→ **Supplied data**
********

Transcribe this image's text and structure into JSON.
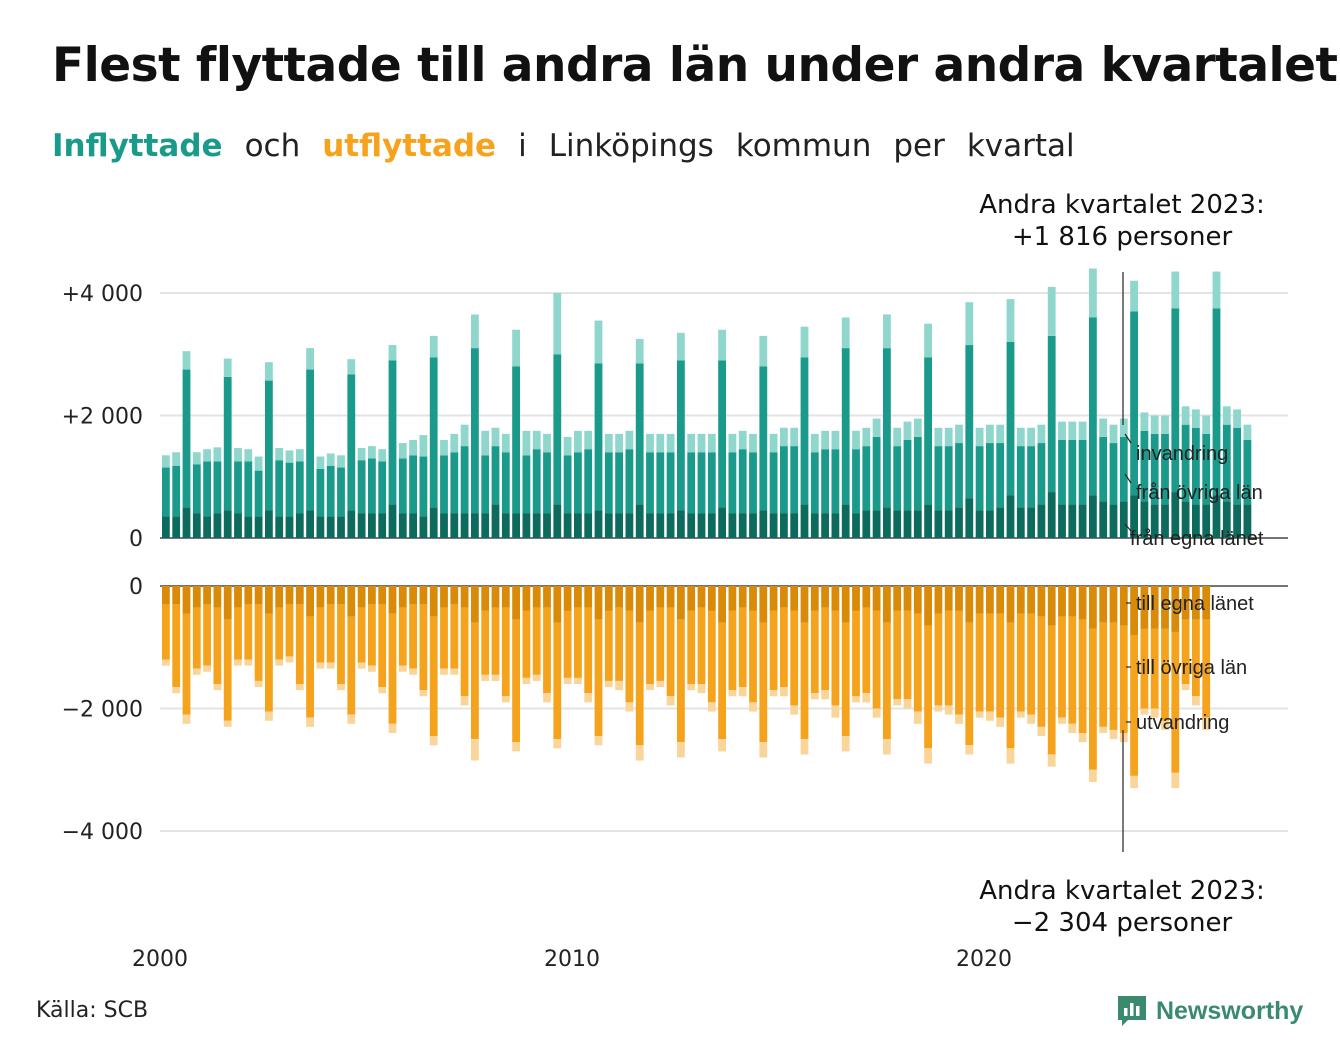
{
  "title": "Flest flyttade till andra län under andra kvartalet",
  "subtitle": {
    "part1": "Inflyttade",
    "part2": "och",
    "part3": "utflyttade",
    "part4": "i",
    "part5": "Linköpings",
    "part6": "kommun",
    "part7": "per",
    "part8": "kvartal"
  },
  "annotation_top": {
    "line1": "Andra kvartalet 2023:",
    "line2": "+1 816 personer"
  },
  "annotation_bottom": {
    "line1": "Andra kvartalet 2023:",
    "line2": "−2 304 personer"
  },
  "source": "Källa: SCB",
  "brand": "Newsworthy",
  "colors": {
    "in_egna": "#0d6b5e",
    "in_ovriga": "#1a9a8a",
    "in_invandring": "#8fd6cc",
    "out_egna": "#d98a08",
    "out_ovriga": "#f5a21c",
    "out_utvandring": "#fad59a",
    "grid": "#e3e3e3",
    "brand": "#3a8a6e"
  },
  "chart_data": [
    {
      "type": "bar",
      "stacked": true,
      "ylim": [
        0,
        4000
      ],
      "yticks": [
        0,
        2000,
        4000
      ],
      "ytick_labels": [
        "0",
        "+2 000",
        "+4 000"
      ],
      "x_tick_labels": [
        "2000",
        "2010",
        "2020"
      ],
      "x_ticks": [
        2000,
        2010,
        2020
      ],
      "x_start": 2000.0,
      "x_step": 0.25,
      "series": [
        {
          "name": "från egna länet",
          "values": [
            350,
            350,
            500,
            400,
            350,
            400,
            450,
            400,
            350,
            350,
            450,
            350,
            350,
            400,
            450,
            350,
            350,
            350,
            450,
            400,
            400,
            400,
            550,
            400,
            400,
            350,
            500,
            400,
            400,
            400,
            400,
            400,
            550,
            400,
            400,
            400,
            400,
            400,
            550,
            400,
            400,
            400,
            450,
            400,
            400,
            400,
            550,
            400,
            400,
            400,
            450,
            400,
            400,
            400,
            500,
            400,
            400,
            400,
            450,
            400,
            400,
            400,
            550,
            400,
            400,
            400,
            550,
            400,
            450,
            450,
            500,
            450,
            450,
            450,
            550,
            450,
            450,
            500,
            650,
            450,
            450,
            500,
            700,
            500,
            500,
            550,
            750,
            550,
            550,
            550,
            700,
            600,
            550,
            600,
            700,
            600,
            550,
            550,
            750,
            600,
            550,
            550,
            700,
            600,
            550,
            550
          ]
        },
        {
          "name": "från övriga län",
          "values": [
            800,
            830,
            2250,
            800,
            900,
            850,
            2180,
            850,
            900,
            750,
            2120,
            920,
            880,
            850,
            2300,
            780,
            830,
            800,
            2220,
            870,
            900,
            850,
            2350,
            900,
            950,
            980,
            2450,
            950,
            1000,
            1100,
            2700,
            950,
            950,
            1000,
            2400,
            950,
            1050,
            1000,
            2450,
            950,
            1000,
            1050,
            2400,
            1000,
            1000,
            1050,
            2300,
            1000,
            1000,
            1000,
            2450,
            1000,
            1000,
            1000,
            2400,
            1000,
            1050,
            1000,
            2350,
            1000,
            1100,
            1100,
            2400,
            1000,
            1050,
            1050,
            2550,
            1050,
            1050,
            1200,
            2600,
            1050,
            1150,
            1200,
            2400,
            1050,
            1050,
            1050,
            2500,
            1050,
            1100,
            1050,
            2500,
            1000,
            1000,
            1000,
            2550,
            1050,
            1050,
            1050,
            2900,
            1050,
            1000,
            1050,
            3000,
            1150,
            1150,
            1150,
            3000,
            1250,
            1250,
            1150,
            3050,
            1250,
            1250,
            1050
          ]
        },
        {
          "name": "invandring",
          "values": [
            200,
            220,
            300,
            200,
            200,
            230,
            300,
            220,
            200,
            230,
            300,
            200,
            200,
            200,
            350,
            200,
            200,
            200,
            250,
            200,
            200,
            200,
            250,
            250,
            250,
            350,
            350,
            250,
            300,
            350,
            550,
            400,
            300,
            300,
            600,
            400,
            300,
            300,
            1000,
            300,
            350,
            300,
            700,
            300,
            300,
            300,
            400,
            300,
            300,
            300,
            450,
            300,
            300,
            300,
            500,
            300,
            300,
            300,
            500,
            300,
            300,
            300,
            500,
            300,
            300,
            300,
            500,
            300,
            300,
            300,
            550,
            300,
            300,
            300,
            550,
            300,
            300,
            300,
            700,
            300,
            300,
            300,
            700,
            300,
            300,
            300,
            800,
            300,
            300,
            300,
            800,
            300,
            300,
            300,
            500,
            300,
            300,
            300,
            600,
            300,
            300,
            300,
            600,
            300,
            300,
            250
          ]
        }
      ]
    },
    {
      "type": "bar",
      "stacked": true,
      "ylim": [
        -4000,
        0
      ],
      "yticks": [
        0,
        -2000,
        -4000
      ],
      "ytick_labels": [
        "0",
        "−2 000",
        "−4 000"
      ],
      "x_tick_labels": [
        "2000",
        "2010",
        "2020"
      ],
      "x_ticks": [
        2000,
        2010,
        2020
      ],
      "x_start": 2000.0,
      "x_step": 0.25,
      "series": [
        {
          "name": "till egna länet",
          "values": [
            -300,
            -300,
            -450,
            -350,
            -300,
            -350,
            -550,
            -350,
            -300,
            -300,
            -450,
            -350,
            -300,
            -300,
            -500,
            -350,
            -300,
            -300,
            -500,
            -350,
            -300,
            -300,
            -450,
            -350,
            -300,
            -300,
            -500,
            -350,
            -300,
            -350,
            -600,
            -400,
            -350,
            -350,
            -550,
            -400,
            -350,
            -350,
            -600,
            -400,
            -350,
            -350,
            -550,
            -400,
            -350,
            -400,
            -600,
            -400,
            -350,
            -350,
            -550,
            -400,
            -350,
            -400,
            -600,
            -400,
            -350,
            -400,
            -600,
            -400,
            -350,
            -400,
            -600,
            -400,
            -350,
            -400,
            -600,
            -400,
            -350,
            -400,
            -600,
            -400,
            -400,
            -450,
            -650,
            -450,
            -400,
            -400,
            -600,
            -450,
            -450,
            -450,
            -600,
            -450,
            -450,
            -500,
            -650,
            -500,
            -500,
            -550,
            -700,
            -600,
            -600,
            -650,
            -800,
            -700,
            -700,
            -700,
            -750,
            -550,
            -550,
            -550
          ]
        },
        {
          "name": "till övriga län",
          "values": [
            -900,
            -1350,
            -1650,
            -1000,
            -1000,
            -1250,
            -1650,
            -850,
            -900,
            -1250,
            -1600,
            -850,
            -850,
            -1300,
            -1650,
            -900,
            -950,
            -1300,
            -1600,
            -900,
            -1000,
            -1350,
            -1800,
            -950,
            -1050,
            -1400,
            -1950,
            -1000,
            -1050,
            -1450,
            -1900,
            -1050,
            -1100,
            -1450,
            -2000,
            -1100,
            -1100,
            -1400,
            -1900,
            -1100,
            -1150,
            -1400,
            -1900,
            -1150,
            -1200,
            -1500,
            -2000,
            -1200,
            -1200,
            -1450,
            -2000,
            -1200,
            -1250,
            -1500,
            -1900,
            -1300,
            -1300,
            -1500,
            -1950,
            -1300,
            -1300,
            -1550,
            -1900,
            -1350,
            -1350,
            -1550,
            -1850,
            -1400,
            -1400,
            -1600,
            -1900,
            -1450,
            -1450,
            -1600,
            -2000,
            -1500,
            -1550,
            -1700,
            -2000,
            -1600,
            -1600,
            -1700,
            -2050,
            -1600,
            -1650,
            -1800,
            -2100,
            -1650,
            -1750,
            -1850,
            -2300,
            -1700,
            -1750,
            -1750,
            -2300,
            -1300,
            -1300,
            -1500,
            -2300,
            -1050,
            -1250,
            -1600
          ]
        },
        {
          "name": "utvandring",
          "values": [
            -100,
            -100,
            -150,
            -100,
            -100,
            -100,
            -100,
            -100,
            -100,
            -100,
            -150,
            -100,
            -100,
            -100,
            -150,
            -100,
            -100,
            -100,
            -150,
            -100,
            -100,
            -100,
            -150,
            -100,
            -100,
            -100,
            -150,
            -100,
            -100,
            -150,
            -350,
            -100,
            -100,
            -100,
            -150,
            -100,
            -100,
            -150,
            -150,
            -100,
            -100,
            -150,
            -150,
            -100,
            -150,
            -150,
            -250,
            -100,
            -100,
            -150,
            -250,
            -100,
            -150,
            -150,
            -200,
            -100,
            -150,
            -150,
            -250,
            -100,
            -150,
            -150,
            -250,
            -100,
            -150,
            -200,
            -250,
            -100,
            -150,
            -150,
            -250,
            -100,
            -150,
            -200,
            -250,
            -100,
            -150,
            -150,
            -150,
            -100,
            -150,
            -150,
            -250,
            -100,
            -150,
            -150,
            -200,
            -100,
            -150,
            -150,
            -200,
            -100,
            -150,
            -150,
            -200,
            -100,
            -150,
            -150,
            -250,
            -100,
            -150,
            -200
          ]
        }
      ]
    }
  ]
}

********

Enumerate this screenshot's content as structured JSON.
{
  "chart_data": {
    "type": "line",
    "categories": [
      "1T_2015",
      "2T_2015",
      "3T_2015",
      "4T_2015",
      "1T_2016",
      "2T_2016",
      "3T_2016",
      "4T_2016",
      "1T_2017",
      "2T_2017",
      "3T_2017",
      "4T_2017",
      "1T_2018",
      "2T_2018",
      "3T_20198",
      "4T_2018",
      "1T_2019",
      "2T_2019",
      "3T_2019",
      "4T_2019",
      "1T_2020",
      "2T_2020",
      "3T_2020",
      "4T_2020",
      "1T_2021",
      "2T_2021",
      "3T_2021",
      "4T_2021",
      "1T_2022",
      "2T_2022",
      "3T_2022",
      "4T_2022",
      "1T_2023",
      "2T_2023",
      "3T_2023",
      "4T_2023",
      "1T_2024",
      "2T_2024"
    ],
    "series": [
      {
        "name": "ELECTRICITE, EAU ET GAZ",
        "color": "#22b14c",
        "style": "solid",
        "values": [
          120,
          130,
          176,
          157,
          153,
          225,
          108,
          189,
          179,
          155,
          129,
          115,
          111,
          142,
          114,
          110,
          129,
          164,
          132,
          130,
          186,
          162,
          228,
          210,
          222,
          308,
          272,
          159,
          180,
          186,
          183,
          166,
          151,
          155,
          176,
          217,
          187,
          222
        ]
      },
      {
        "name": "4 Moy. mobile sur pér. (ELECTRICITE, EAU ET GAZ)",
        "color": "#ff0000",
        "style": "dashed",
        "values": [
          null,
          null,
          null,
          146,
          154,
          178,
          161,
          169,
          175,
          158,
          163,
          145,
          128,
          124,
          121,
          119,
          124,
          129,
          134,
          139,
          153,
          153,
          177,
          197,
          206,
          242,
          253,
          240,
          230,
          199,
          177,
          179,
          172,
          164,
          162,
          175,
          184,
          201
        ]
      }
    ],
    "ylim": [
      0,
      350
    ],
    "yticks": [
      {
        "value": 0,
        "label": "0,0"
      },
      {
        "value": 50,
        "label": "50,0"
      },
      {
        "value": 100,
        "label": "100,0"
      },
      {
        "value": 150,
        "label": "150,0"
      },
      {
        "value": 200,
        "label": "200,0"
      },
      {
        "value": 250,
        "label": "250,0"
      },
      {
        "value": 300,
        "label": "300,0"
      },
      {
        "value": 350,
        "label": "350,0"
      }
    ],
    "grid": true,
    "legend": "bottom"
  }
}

********

→ **Your goal**
Scan the entries above. Copy each line that has the string "JSON".

→ **Exercise answer**
Transcribe this image's text and structure into JSON.
Enumerate this screenshot's content as structured JSON.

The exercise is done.